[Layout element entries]
** start **
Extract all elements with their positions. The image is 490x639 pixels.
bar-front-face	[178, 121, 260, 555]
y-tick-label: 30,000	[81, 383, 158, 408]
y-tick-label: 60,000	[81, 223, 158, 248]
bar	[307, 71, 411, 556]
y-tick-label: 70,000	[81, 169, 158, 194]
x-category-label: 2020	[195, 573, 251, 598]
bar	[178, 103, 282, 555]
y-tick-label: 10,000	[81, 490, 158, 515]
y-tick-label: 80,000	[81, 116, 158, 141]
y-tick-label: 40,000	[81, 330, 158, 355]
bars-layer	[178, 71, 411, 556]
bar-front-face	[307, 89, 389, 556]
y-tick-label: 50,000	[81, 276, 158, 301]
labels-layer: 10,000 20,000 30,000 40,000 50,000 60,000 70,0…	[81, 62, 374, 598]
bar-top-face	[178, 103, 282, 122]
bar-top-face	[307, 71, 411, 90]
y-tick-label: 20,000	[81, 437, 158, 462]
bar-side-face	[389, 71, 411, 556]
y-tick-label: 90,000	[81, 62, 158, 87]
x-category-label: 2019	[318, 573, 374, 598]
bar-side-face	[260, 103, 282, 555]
** end **
• **What the exercise asks**:
Convert every line of the listing into a JSON list of strings, with one string per line and blank lines omitted.

• **Solved problem**:
[
  "Extract all elements with their positions. The image is 490x639 pixels.",
  "bar-front-face\t[178, 121, 260, 555]",
  "y-tick-label: 30,000\t[81, 383, 158, 408]",
  "y-tick-label: 60,000\t[81, 223, 158, 248]",
  "bar\t[307, 71, 411, 556]",
  "y-tick-label: 70,000\t[81, 169, 158, 194]",
  "x-category-label: 2020\t[195, 573, 251, 598]",
  "bar\t[178, 103, 282, 555]",
  "y-tick-label: 10,000\t[81, 490, 158, 515]",
  "y-tick-label: 80,000\t[81, 116, 158, 141]",
  "y-tick-label: 40,000\t[81, 330, 158, 355]",
  "bars-layer\t[178, 71, 411, 556]",
  "bar-front-face\t[307, 89, 389, 556]",
  "y-tick-label: 50,000\t[81, 276, 158, 301]",
  "labels-layer: 10,000 20,000 30,000 40,000 50,000 60,000 70,0…\t[81, 62, 374, 598]",
  "bar-top-face\t[178, 103, 282, 122]",
  "bar-top-face\t[307, 71, 411, 90]",
  "y-tick-label: 20,000\t[81, 437, 158, 462]",
  "bar-side-face\t[389, 71, 411, 556]",
  "y-tick-label: 90,000\t[81, 62, 158, 87]",
  "x-category-label: 2019\t[318, 573, 374, 598]",
  "bar-side-face\t[260, 103, 282, 555]"
]